Data to use
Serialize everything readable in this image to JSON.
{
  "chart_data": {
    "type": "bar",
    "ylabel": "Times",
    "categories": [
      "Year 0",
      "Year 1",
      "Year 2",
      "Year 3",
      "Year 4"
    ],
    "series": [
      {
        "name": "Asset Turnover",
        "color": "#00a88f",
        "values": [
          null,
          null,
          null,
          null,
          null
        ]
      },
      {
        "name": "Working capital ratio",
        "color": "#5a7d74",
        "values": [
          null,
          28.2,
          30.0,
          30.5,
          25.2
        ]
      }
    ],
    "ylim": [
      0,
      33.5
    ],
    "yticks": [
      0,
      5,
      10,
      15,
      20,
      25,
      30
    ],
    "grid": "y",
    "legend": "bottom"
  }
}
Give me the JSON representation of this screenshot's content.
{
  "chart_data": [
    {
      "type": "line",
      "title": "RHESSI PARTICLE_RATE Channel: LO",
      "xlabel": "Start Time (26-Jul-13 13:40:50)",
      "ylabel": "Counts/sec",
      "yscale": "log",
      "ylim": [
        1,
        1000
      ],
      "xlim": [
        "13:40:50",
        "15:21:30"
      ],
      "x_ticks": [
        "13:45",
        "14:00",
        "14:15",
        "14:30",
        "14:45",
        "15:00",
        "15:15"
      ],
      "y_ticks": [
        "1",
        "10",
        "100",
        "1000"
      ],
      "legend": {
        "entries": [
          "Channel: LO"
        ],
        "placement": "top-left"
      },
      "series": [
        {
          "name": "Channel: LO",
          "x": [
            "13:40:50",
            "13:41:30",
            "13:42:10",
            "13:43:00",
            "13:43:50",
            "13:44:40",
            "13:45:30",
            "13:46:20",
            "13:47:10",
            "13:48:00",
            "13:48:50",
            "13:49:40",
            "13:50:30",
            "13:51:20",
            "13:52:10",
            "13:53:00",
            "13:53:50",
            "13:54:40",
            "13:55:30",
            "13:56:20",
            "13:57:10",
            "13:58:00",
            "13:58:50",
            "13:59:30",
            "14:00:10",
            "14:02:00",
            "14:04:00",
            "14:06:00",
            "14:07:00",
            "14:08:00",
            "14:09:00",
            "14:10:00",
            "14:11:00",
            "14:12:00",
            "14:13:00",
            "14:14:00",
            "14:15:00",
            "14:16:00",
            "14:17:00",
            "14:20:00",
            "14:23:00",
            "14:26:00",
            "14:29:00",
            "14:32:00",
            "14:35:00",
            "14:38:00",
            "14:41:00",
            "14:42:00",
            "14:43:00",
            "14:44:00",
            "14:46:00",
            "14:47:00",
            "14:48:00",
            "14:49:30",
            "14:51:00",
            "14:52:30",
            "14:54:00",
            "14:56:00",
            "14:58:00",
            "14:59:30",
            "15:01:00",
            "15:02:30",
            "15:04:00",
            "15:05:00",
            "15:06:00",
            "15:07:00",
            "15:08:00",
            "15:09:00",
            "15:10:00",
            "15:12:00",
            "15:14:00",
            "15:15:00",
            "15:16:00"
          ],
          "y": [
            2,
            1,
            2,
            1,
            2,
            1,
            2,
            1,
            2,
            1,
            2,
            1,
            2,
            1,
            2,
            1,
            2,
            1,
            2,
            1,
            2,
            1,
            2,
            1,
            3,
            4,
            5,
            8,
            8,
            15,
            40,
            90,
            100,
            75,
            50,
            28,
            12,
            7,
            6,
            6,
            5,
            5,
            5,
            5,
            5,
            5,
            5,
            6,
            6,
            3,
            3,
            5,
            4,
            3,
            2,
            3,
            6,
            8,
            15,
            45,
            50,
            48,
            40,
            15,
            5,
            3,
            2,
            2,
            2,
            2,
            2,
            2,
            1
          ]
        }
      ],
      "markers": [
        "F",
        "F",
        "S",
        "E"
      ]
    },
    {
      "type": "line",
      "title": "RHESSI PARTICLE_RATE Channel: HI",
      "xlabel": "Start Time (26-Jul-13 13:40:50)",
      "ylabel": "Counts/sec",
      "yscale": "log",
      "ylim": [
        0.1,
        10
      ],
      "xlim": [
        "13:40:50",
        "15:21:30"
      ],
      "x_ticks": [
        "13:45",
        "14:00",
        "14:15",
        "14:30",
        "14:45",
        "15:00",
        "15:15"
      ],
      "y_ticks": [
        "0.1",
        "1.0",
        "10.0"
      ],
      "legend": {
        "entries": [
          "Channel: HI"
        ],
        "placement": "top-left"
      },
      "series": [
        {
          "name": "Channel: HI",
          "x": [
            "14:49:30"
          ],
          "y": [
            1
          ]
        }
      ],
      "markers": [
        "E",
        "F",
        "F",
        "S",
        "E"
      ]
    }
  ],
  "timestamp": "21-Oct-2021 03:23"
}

Exercise instructions
Write out the entries above once more, without altering anything.

Exercise answer
Serialize everything readable in this image to JSON.
{
  "chart_data": {
    "type": "bar",
    "ylabel": "Times",
    "categories": [
      "Year 0",
      "Year 1",
      "Year 2",
      "Year 3",
      "Year 4"
    ],
    "series": [
      {
        "name": "Asset Turnover",
        "color": "#00a88f",
        "values": [
          null,
          null,
          null,
          null,
          null
        ]
      },
      {
        "name": "Working capital ratio",
        "color": "#5a7d74",
        "values": [
          null,
          28.2,
          30.0,
          30.5,
          25.2
        ]
      }
    ],
    "ylim": [
      0,
      33.5
    ],
    "yticks": [
      0,
      5,
      10,
      15,
      20,
      25,
      30
    ],
    "grid": "y",
    "legend": "bottom"
  }
}
Give me the JSON representation of this screenshot's content.
{
  "chart_data": [
    {
      "type": "line",
      "title": "RHESSI PARTICLE_RATE Channel: LO",
      "xlabel": "Start Time (26-Jul-13 13:40:50)",
      "ylabel": "Counts/sec",
      "yscale": "log",
      "ylim": [
        1,
        1000
      ],
      "xlim": [
        "13:40:50",
        "15:21:30"
      ],
      "x_ticks": [
        "13:45",
        "14:00",
        "14:15",
        "14:30",
        "14:45",
        "15:00",
        "15:15"
      ],
      "y_ticks": [
        "1",
        "10",
        "100",
        "1000"
      ],
      "legend": {
        "entries": [
          "Channel: LO"
        ],
        "placement": "top-left"
      },
      "series": [
        {
          "name": "Channel: LO",
          "x": [
            "13:40:50",
            "13:41:30",
            "13:42:10",
            "13:43:00",
            "13:43:50",
            "13:44:40",
            "13:45:30",
            "13:46:20",
            "13:47:10",
            "13:48:00",
            "13:48:50",
            "13:49:40",
            "13:50:30",
            "13:51:20",
            "13:52:10",
            "13:53:00",
            "13:53:50",
            "13:54:40",
            "13:55:30",
            "13:56:20",
            "13:57:10",
            "13:58:00",
            "13:58:50",
            "13:59:30",
            "14:00:10",
            "14:02:00",
            "14:04:00",
            "14:06:00",
            "14:07:00",
            "14:08:00",
            "14:09:00",
            "14:10:00",
            "14:11:00",
            "14:12:00",
            "14:13:00",
            "14:14:00",
            "14:15:00",
            "14:16:00",
            "14:17:00",
            "14:20:00",
            "14:23:00",
            "14:26:00",
            "14:29:00",
            "14:32:00",
            "14:35:00",
            "14:38:00",
            "14:41:00",
            "14:42:00",
            "14:43:00",
            "14:44:00",
            "14:46:00",
            "14:47:00",
            "14:48:00",
            "14:49:30",
            "14:51:00",
            "14:52:30",
            "14:54:00",
            "14:56:00",
            "14:58:00",
            "14:59:30",
            "15:01:00",
            "15:02:30",
            "15:04:00",
            "15:05:00",
            "15:06:00",
            "15:07:00",
            "15:08:00",
            "15:09:00",
            "15:10:00",
            "15:12:00",
            "15:14:00",
            "15:15:00",
            "15:16:00"
          ],
          "y": [
            2,
            1,
            2,
            1,
            2,
            1,
            2,
            1,
            2,
            1,
            2,
            1,
            2,
            1,
            2,
            1,
            2,
            1,
            2,
            1,
            2,
            1,
            2,
            1,
            3,
            4,
            5,
            8,
            8,
            15,
            40,
            90,
            100,
            75,
            50,
            28,
            12,
            7,
            6,
            6,
            5,
            5,
            5,
            5,
            5,
            5,
            5,
            6,
            6,
            3,
            3,
            5,
            4,
            3,
            2,
            3,
            6,
            8,
            15,
            45,
            50,
            48,
            40,
            15,
            5,
            3,
            2,
            2,
            2,
            2,
            2,
            2,
            1
          ]
        }
      ],
      "markers": [
        "F",
        "F",
        "S",
        "E"
      ]
    },
    {
      "type": "line",
      "title": "RHESSI PARTICLE_RATE Channel: HI",
      "xlabel": "Start Time (26-Jul-13 13:40:50)",
      "ylabel": "Counts/sec",
      "yscale": "log",
      "ylim": [
        0.1,
        10
      ],
      "xlim": [
        "13:40:50",
        "15:21:30"
      ],
      "x_ticks": [
        "13:45",
        "14:00",
        "14:15",
        "14:30",
        "14:45",
        "15:00",
        "15:15"
      ],
      "y_ticks": [
        "0.1",
        "1.0",
        "10.0"
      ],
      "legend": {
        "entries": [
          "Channel: HI"
        ],
        "placement": "top-left"
      },
      "series": [
        {
          "name": "Channel: HI",
          "x": [
            "14:49:30"
          ],
          "y": [
            1
          ]
        }
      ],
      "markers": [
        "E",
        "F",
        "F",
        "S",
        "E"
      ]
    }
  ],
  "timestamp": "21-Oct-2021 03:23"
}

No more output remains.